▶ [The task]:
Skip the pictures and extract all of the lines exactly as written.

▶ [Entries provided]:
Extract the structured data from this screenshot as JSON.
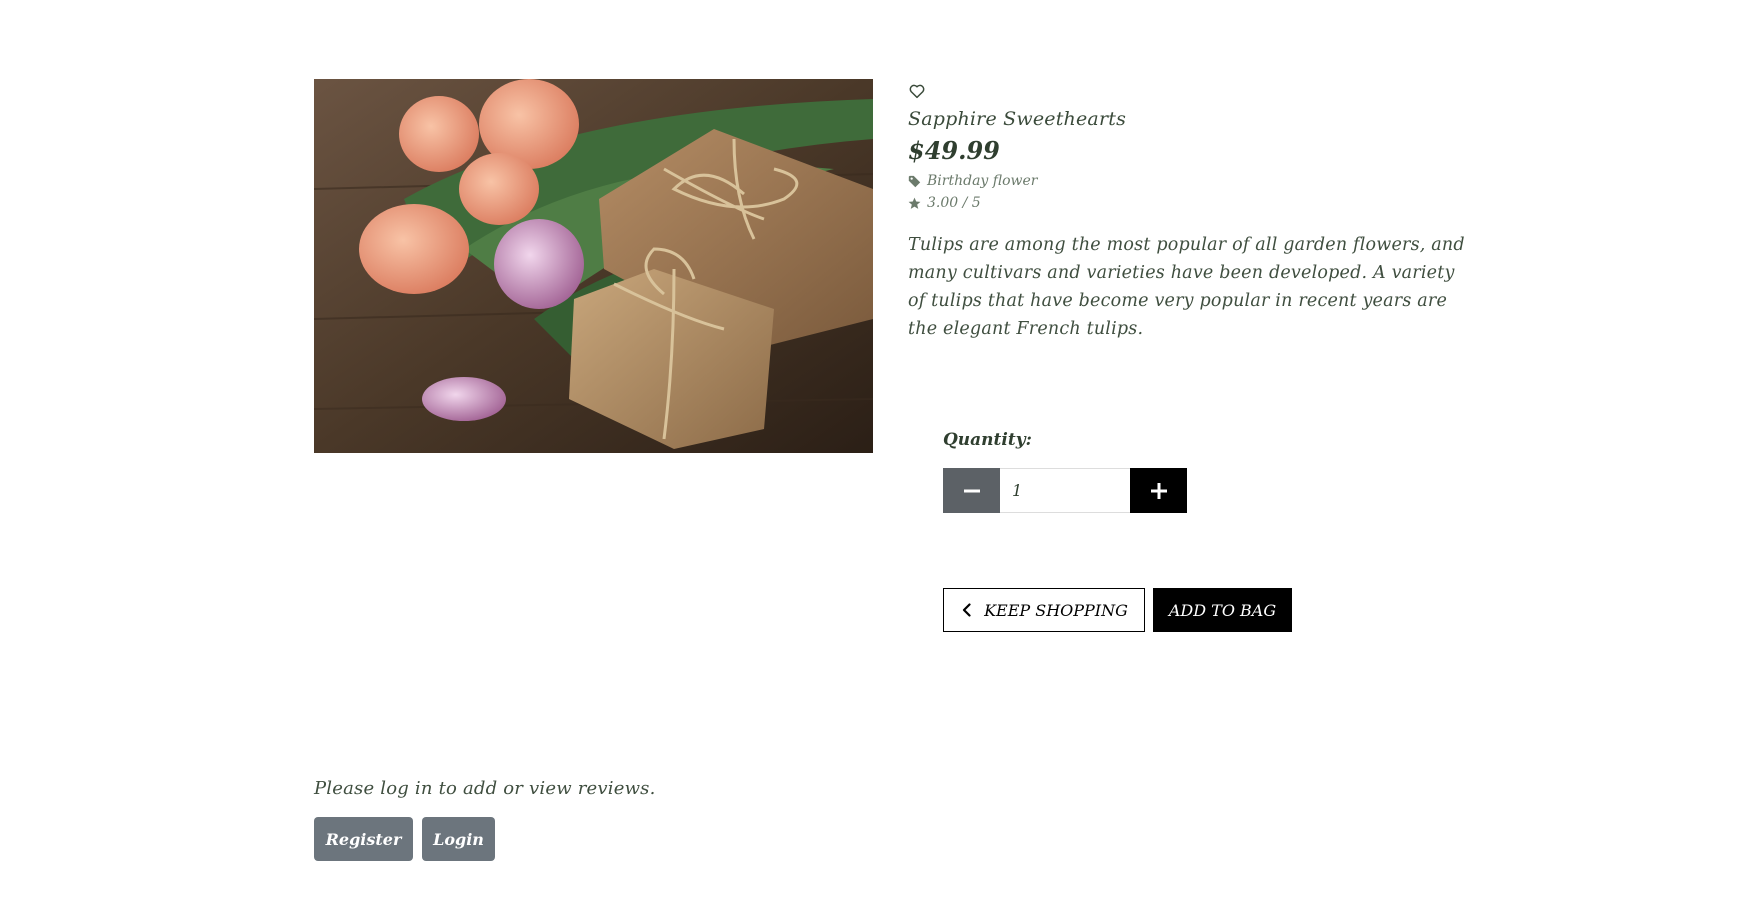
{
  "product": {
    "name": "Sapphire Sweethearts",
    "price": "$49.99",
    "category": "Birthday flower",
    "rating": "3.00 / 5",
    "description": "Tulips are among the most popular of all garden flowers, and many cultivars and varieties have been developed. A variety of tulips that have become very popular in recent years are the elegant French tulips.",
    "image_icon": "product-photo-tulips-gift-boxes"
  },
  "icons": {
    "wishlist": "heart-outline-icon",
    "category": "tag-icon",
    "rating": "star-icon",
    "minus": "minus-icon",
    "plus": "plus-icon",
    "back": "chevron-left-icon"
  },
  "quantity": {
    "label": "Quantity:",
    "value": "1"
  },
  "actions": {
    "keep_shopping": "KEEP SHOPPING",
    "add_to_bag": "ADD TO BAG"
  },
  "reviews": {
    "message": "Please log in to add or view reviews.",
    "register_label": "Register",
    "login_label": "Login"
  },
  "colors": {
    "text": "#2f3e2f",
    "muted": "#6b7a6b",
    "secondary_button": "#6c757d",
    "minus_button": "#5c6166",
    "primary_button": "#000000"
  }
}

▶ [Written response]:
Extract the structured data from this screenshot as JSON.
{
  "product": {
    "name": "Sapphire Sweethearts",
    "price": "$49.99",
    "category": "Birthday flower",
    "rating": "3.00 / 5",
    "description": "Tulips are among the most popular of all garden flowers, and many cultivars and varieties have been developed. A variety of tulips that have become very popular in recent years are the elegant French tulips.",
    "image_icon": "product-photo-tulips-gift-boxes"
  },
  "icons": {
    "wishlist": "heart-outline-icon",
    "category": "tag-icon",
    "rating": "star-icon",
    "minus": "minus-icon",
    "plus": "plus-icon",
    "back": "chevron-left-icon"
  },
  "quantity": {
    "label": "Quantity:",
    "value": "1"
  },
  "actions": {
    "keep_shopping": "KEEP SHOPPING",
    "add_to_bag": "ADD TO BAG"
  },
  "reviews": {
    "message": "Please log in to add or view reviews.",
    "register_label": "Register",
    "login_label": "Login"
  },
  "colors": {
    "text": "#2f3e2f",
    "muted": "#6b7a6b",
    "secondary_button": "#6c757d",
    "minus_button": "#5c6166",
    "primary_button": "#000000"
  }
}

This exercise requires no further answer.